DOCUMENT TEXT:
** begin **
# Uber Sucks in Florida!



## crowsandcats (Sep 17, 2015)

*Summary*: Used to Uber in Santa Barbara, was successful with it there. Just moved to Port Saint Lucie, FL where demand is almost non-existent.

What are decent cities to do Uber in Florida?

---

I recently moved out to Florida from Santa Barbara, California, and am currently living in Port Saint Lucie, Florida. I'm applying to some local post office jobs in the area and in other areas around central-south Florida. The position I'm looking at is Rural Carrier Associate for the post office. The pay is decent (over $15/hr), but they only _guarantee _one day of work per week. The rest of the time you're on call, so it's not really feasible to have other jobs, since you can't say for sure when you're going to get called to work - could be 1 day a week, but other weeks you could work 7 days a week.
** end **
SUPPLIED MATERIAL:
** begin **
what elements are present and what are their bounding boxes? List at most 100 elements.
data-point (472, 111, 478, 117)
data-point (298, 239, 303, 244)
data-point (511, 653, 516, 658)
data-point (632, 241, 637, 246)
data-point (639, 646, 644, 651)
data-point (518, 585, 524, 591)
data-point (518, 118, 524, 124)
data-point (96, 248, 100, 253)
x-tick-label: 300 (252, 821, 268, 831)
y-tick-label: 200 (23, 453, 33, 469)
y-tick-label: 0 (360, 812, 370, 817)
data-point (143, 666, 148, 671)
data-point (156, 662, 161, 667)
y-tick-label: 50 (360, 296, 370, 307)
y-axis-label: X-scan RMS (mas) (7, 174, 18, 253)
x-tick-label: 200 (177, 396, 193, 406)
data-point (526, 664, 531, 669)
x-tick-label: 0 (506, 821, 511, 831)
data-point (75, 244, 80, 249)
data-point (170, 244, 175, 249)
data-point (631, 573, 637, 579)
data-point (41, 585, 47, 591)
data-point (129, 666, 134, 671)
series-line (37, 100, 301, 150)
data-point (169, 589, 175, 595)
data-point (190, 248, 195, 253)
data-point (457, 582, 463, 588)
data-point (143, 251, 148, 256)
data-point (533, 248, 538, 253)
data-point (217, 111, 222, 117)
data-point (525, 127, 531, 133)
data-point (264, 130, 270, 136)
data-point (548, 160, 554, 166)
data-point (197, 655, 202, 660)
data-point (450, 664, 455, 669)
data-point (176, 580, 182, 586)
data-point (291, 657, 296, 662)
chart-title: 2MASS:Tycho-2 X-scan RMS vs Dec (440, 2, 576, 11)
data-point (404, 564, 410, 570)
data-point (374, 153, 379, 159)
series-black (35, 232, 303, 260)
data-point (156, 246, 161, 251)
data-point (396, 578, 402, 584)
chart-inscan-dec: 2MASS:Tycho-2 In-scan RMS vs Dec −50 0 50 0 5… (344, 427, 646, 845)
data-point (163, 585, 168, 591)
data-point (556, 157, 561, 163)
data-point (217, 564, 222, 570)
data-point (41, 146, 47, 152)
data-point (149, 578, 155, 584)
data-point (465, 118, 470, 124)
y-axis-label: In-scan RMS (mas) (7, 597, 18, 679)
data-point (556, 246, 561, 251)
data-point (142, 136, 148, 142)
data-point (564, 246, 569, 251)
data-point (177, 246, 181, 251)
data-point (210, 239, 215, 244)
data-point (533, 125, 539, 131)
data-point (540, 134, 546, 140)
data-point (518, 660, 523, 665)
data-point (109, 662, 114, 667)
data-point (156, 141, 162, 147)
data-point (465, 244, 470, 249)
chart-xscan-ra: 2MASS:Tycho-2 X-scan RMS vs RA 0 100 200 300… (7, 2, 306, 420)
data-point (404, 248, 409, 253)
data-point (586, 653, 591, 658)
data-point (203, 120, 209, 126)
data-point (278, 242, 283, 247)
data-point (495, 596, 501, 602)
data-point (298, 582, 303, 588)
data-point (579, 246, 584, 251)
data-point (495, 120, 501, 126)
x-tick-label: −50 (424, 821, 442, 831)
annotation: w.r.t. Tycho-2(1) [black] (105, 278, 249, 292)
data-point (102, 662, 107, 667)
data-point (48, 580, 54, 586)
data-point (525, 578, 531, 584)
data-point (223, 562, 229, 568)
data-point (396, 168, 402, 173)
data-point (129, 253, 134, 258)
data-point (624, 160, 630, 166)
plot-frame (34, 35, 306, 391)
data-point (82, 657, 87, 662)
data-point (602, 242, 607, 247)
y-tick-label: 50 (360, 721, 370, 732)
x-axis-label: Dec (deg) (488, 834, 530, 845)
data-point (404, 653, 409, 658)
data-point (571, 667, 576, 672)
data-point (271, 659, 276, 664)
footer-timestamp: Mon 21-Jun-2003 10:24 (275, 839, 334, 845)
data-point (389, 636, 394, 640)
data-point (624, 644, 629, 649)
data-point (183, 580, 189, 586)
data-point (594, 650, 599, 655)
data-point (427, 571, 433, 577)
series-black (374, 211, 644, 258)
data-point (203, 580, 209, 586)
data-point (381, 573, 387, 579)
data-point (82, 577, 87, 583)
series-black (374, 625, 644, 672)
** end **
SET EXERCISE 1:
Answer these about the forum post on driving for Uber in Florida, one line each:
(a) Where did the poster drive for Uber before moving?
(b) What post office position is the poster looking at?
(c) How many days of work per week does that position guarantee?
SET EXERCISE 2:
Repeat the Uber in Florida forum post word for word, everything from "# Uber Sucks" down to "is almost non-existent.".
SET EXERCISE 3:
Write what follows in the Uber in Florida forum post, picking up after its last sentence.

WRITTEN RESPONSE 1:
(a) Santa Barbara, California
(b) Rural Carrier Associate
(c) One day

WRITTEN RESPONSE 2:
# Uber Sucks in Florida!



## crowsandcats (Sep 17, 2015)

*Summary*: Used to Uber in Santa Barbara, was successful with it there. Just moved to Port Saint Lucie, FL where demand is almost non-existent.

WRITTEN RESPONSE 3:
So, I need to do something like Uber on the side, which I can do whenever.

I did Uber in Santa Barbara and could easily net $400 per week if I worked 40 hours. I was doing a 5am-1pm shift with an hour break, and consistently made $1300-$1700 per month. After factoring in wear-and-tear costs and gas costs, I calculated that I was earning $11.70 per hour. I should also mention that I was doing Lyft too. Lyft earnings composed about one fifth of those figures.

Now here in Florida, Wow! fares are $1.80 per mile in Port Saint Lucie. That's great! Yet, once you cross the border into Martin County, the fares drop to $0.95 cents per mile. Horrible! It doesn't really matter though, because the bottom line is that there's no demand here.

Last Thursday I tried doing Uber here in Port Saint Lucie for the first time. I hit the road at 6am and didn't get my first request until 7:20 and had to drive 14 minutes away to take someone a decent distance, but that was in Martin County so, I netted less than $5 for that one ride. I drove around some more after that for a half hour and didn't get any more requests, so decided to stop Uber for the day, because I had other things to do.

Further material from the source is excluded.